WHAT IS ASKED:
Output every line of the data below again, leaving each one unchanged.

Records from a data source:
<<<<

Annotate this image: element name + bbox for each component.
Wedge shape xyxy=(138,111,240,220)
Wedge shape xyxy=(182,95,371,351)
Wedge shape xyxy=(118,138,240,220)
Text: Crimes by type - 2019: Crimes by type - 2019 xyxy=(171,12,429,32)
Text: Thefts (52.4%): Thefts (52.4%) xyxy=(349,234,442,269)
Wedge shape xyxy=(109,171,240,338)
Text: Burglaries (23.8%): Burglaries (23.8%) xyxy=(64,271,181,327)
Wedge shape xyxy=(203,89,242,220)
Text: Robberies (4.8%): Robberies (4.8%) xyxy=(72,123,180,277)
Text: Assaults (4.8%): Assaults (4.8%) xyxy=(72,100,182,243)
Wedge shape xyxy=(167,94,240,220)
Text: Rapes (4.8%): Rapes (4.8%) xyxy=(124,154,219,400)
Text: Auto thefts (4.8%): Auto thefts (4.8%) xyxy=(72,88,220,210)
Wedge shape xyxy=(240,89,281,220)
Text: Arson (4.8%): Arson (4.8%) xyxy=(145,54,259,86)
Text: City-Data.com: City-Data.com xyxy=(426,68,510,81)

>>>>

WRITTEN REPLY:
Annotate this image: element name + bbox for each component.
Wedge shape xyxy=(138,111,240,220)
Wedge shape xyxy=(182,95,371,351)
Wedge shape xyxy=(118,138,240,220)
Text: Crimes by type - 2019: Crimes by type - 2019 xyxy=(171,12,429,32)
Text: Thefts (52.4%): Thefts (52.4%) xyxy=(349,234,442,269)
Wedge shape xyxy=(109,171,240,338)
Text: Burglaries (23.8%): Burglaries (23.8%) xyxy=(64,271,181,327)
Wedge shape xyxy=(203,89,242,220)
Text: Robberies (4.8%): Robberies (4.8%) xyxy=(72,123,180,277)
Text: Assaults (4.8%): Assaults (4.8%) xyxy=(72,100,182,243)
Wedge shape xyxy=(167,94,240,220)
Text: Rapes (4.8%): Rapes (4.8%) xyxy=(124,154,219,400)
Text: Auto thefts (4.8%): Auto thefts (4.8%) xyxy=(72,88,220,210)
Wedge shape xyxy=(240,89,281,220)
Text: Arson (4.8%): Arson (4.8%) xyxy=(145,54,259,86)
Text: City-Data.com: City-Data.com xyxy=(426,68,510,81)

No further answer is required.